__Exercise goal__:
Produce one exact copy of the records, no pictures.

__Dataset rows of page text__:
═══

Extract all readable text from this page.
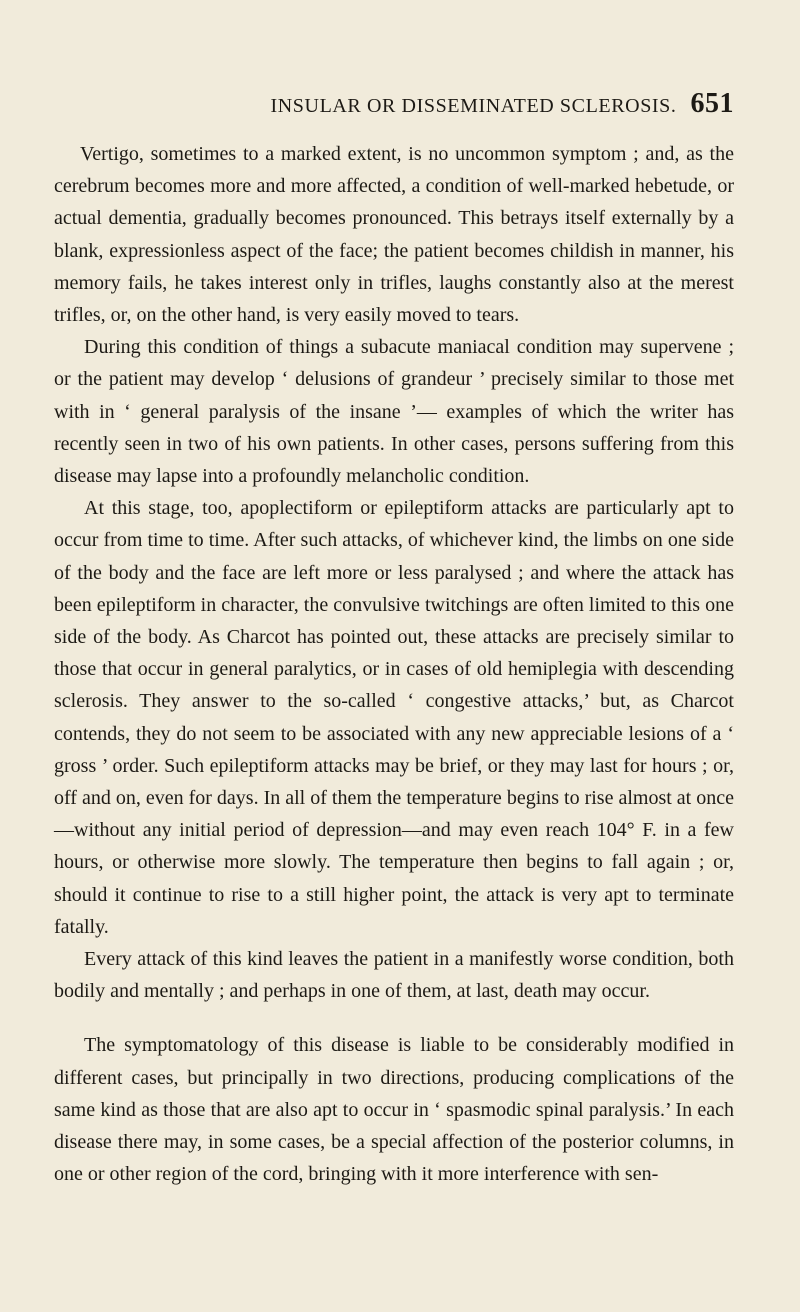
INSULAR OR DISSEMINATED SCLEROSIS. 651

Vertigo, sometimes to a marked extent, is no uncommon symptom ; and, as the cerebrum becomes more and more affected, a condition of well-marked hebetude, or actual dementia, gradually becomes pronounced. This betrays itself externally by a blank, expressionless aspect of the face; the patient becomes childish in manner, his memory fails, he takes interest only in trifles, laughs constantly also at the merest trifles, or, on the other hand, is very easily moved to tears.

During this condition of things a subacute maniacal condition may supervene ; or the patient may develop ‘ delusions of grandeur ’ precisely similar to those met with in ‘ general paralysis of the insane ’— examples of which the writer has recently seen in two of his own patients. In other cases, persons suffering from this disease may lapse into a profoundly melancholic condition.

At this stage, too, apoplectiform or epileptiform attacks are particularly apt to occur from time to time. After such attacks, of whichever kind, the limbs on one side of the body and the face are left more or less paralysed ; and where the attack has been epileptiform in character, the convulsive twitchings are often limited to this one side of the body. As Charcot has pointed out, these attacks are precisely similar to those that occur in general paralytics, or in cases of old hemiplegia with descending sclerosis. They answer to the so-called ‘ congestive attacks,’ but, as Charcot contends, they do not seem to be associated with any new appreciable lesions of a ‘ gross ’ order. Such epileptiform attacks may be brief, or they may last for hours ; or, off and on, even for days. In all of them the temperature begins to rise almost at once—without any initial period of depression—and may even reach 104° F. in a few hours, or otherwise more slowly. The temperature then begins to fall again ; or, should it continue to rise to a still higher point, the attack is very apt to terminate fatally.

Every attack of this kind leaves the patient in a manifestly worse condition, both bodily and mentally ; and perhaps in one of them, at last, death may occur.

The symptomatology of this disease is liable to be considerably modified in different cases, but principally in two directions, producing complications of the same kind as those that are also apt to occur in ‘ spasmodic spinal paralysis.’ In each disease there may, in some cases, be a special affection of the posterior columns, in one or other region of the cord, bringing with it more interference with sen-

═══

__Response to this exercise__:
Extract all readable text from this page.
INSULAR OR DISSEMINATED SCLEROSIS. 651

Vertigo, sometimes to a marked extent, is no uncommon symptom ; and, as the cerebrum becomes more and more affected, a condition of well-marked hebetude, or actual dementia, gradually becomes pronounced. This betrays itself externally by a blank, expressionless aspect of the face; the patient becomes childish in manner, his memory fails, he takes interest only in trifles, laughs constantly also at the merest trifles, or, on the other hand, is very easily moved to tears.

During this condition of things a subacute maniacal condition may supervene ; or the patient may develop ‘ delusions of grandeur ’ precisely similar to those met with in ‘ general paralysis of the insane ’— examples of which the writer has recently seen in two of his own patients. In other cases, persons suffering from this disease may lapse into a profoundly melancholic condition.

At this stage, too, apoplectiform or epileptiform attacks are particularly apt to occur from time to time. After such attacks, of whichever kind, the limbs on one side of the body and the face are left more or less paralysed ; and where the attack has been epileptiform in character, the convulsive twitchings are often limited to this one side of the body. As Charcot has pointed out, these attacks are precisely similar to those that occur in general paralytics, or in cases of old hemiplegia with descending sclerosis. They answer to the so-called ‘ congestive attacks,’ but, as Charcot contends, they do not seem to be associated with any new appreciable lesions of a ‘ gross ’ order. Such epileptiform attacks may be brief, or they may last for hours ; or, off and on, even for days. In all of them the temperature begins to rise almost at once—without any initial period of depression—and may even reach 104° F. in a few hours, or otherwise more slowly. The temperature then begins to fall again ; or, should it continue to rise to a still higher point, the attack is very apt to terminate fatally.

Every attack of this kind leaves the patient in a manifestly worse condition, both bodily and mentally ; and perhaps in one of them, at last, death may occur.

The symptomatology of this disease is liable to be considerably modified in different cases, but principally in two directions, producing complications of the same kind as those that are also apt to occur in ‘ spasmodic spinal paralysis.’ In each disease there may, in some cases, be a special affection of the posterior columns, in one or other region of the cord, bringing with it more interference with sen-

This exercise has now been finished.